(begin)

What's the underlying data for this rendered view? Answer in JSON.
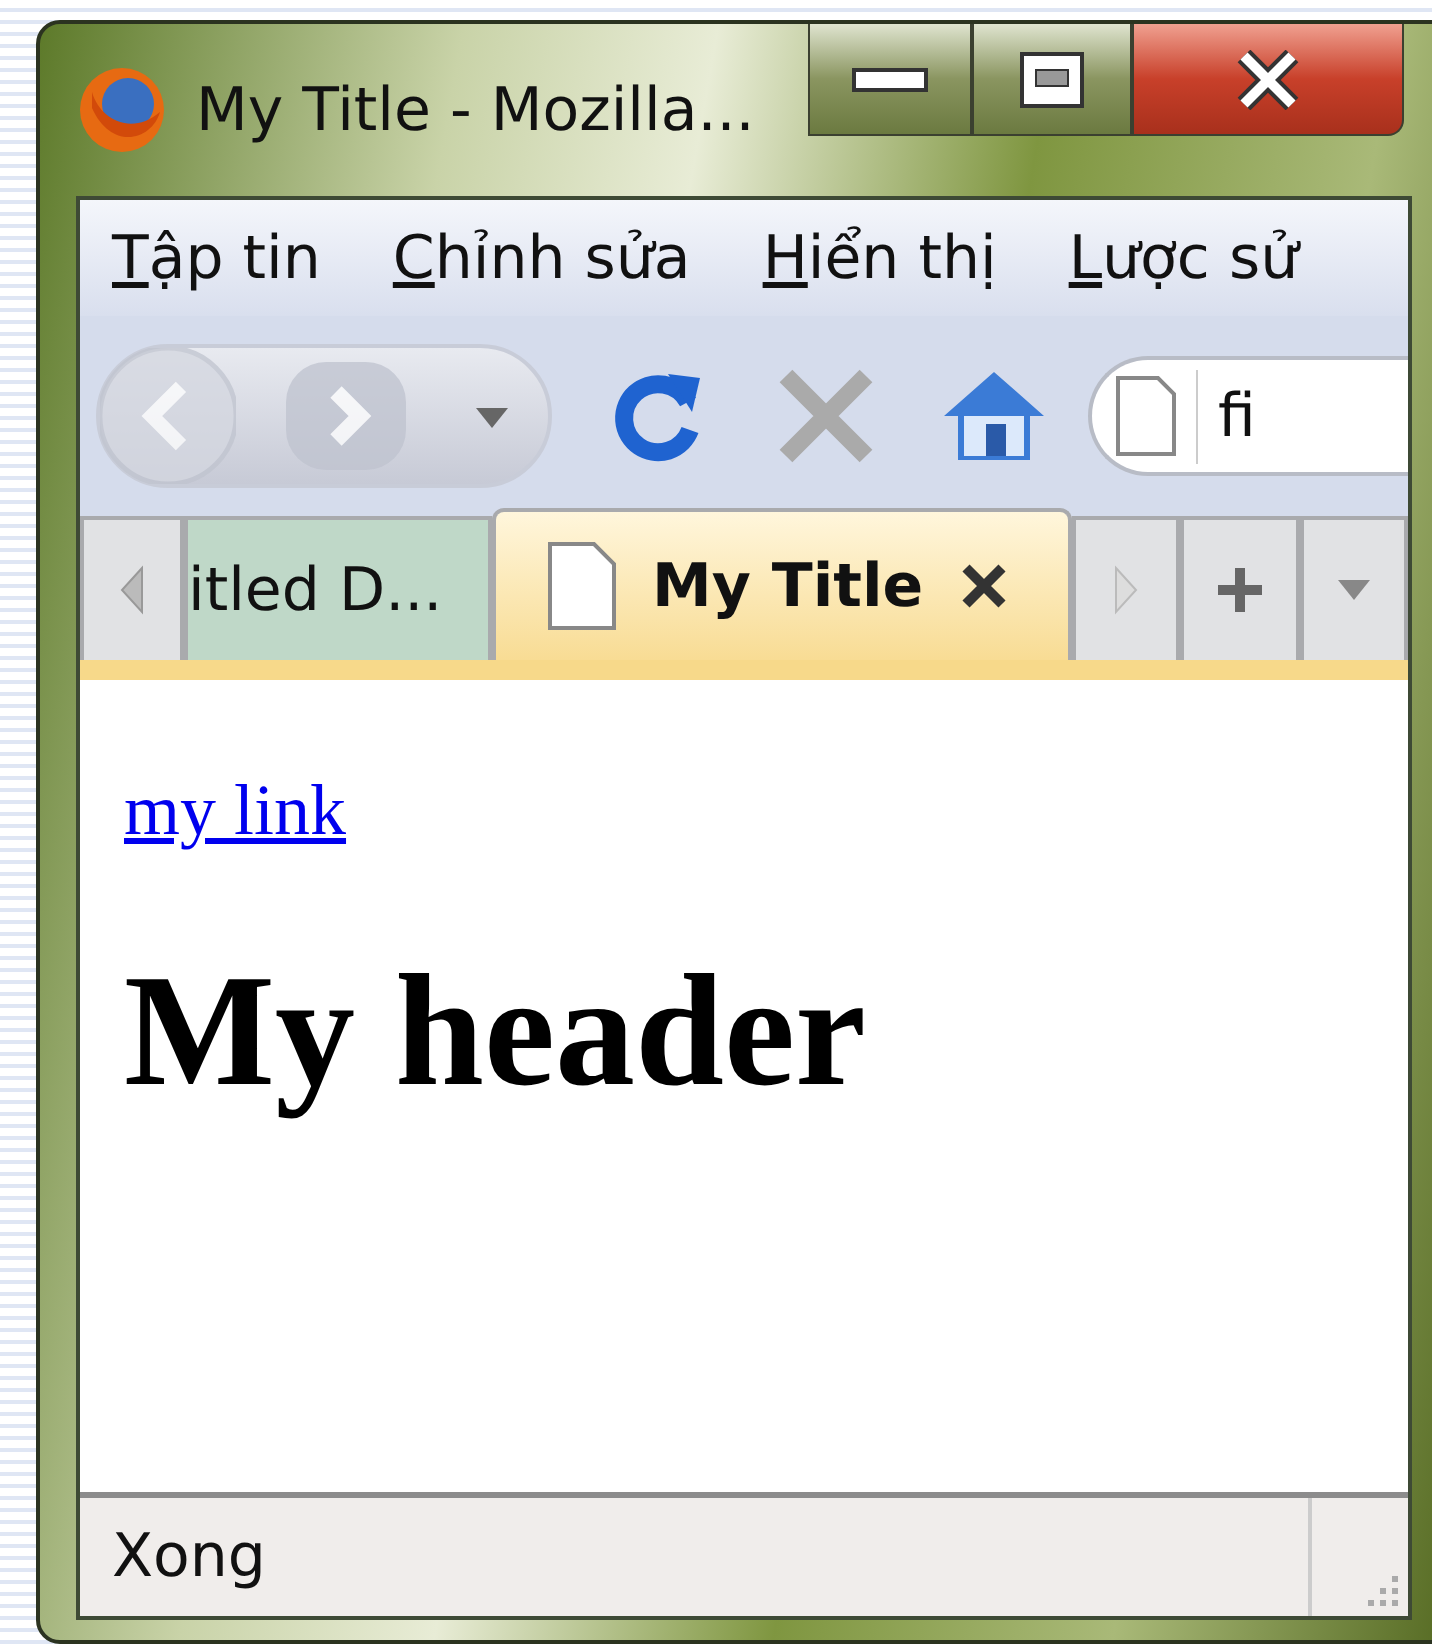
{
  "window": {
    "title": "My Title - Mozilla..."
  },
  "menu": [
    "Tập tin",
    "Chỉnh sửa",
    "Hiển thị",
    "Lược sử"
  ],
  "navigation": {
    "back": {
      "disabled": true
    },
    "forward": {
      "disabled": true
    },
    "stop": {
      "disabled": true
    }
  },
  "address_bar": {
    "value": "fi"
  },
  "tabs": [
    {
      "label": "itled D...",
      "selected": false
    },
    {
      "label": "My Title",
      "selected": true
    }
  ],
  "content": {
    "link": "my link",
    "heading": "My header"
  },
  "status_bar": {
    "text": "Xong"
  }
}
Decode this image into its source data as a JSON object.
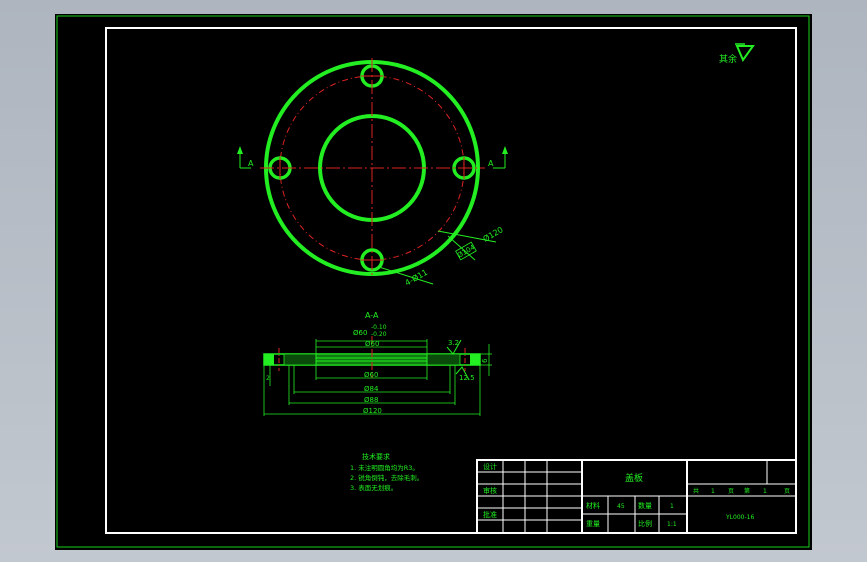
{
  "drawing": {
    "roughness_mark": "其余",
    "section_marker": "A",
    "section_title": "A-A",
    "dimensions": {
      "d120_hole_circle": "Ø120",
      "d104": "Ø104",
      "holes": "4-Ø11",
      "d60_tol": "Ø60",
      "tol_upper": "-0.10",
      "tol_lower": "-0.20",
      "d60_top": "Ø60",
      "d60_bottom": "Ø60",
      "d84": "Ø84",
      "d88": "Ø88",
      "d120_outer": "Ø120",
      "roughness_32": "3.2",
      "roughness_125": "12.5",
      "thickness_6": "6",
      "step_2": "2"
    },
    "notes": {
      "title": "技术要求",
      "lines": [
        "1. 未注明圆角均为R3。",
        "2. 锐角倒钝，去除毛刺。",
        "3. 表面无划痕。"
      ]
    }
  },
  "title_block": {
    "design": "设计",
    "review": "审核",
    "approve": "批准",
    "part_name": "盖板",
    "material_label": "材料",
    "material": "45",
    "qty_label": "数量",
    "qty": "1",
    "weight_label": "重量",
    "scale_label": "比例",
    "scale": "1:1",
    "sheets_total_label": "共",
    "sheets_total": "1",
    "sheet_no": "1",
    "page_label": "页",
    "sheet_label": "第",
    "drawing_no": "YL000-16"
  }
}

(end)

What is being asked: Repeat the data exactly, dropping every picture it holds.

Answer for the task:
What's the underlying data for this rendered view? Answer in JSON.
{
  "window": {
    "title": "My Title - Mozilla..."
  },
  "menu": [
    "Tập tin",
    "Chỉnh sửa",
    "Hiển thị",
    "Lược sử"
  ],
  "navigation": {
    "back": {
      "disabled": true
    },
    "forward": {
      "disabled": true
    },
    "stop": {
      "disabled": true
    }
  },
  "address_bar": {
    "value": "fi"
  },
  "tabs": [
    {
      "label": "itled D...",
      "selected": false
    },
    {
      "label": "My Title",
      "selected": true
    }
  ],
  "content": {
    "link": "my link",
    "heading": "My header"
  },
  "status_bar": {
    "text": "Xong"
  }
}
Decode this image into its source data as a JSON object.
{
  "drawing": {
    "roughness_mark": "其余",
    "section_marker": "A",
    "section_title": "A-A",
    "dimensions": {
      "d120_hole_circle": "Ø120",
      "d104": "Ø104",
      "holes": "4-Ø11",
      "d60_tol": "Ø60",
      "tol_upper": "-0.10",
      "tol_lower": "-0.20",
      "d60_top": "Ø60",
      "d60_bottom": "Ø60",
      "d84": "Ø84",
      "d88": "Ø88",
      "d120_outer": "Ø120",
      "roughness_32": "3.2",
      "roughness_125": "12.5",
      "thickness_6": "6",
      "step_2": "2"
    },
    "notes": {
      "title": "技术要求",
      "lines": [
        "1. 未注明圆角均为R3。",
        "2. 锐角倒钝，去除毛刺。",
        "3. 表面无划痕。"
      ]
    }
  },
  "title_block": {
    "design": "设计",
    "review": "审核",
    "approve": "批准",
    "part_name": "盖板",
    "material_label": "材料",
    "material": "45",
    "qty_label": "数量",
    "qty": "1",
    "weight_label": "重量",
    "scale_label": "比例",
    "scale": "1:1",
    "sheets_total_label": "共",
    "sheets_total": "1",
    "sheet_no": "1",
    "page_label": "页",
    "sheet_label": "第",
    "drawing_no": "YL000-16"
  }
}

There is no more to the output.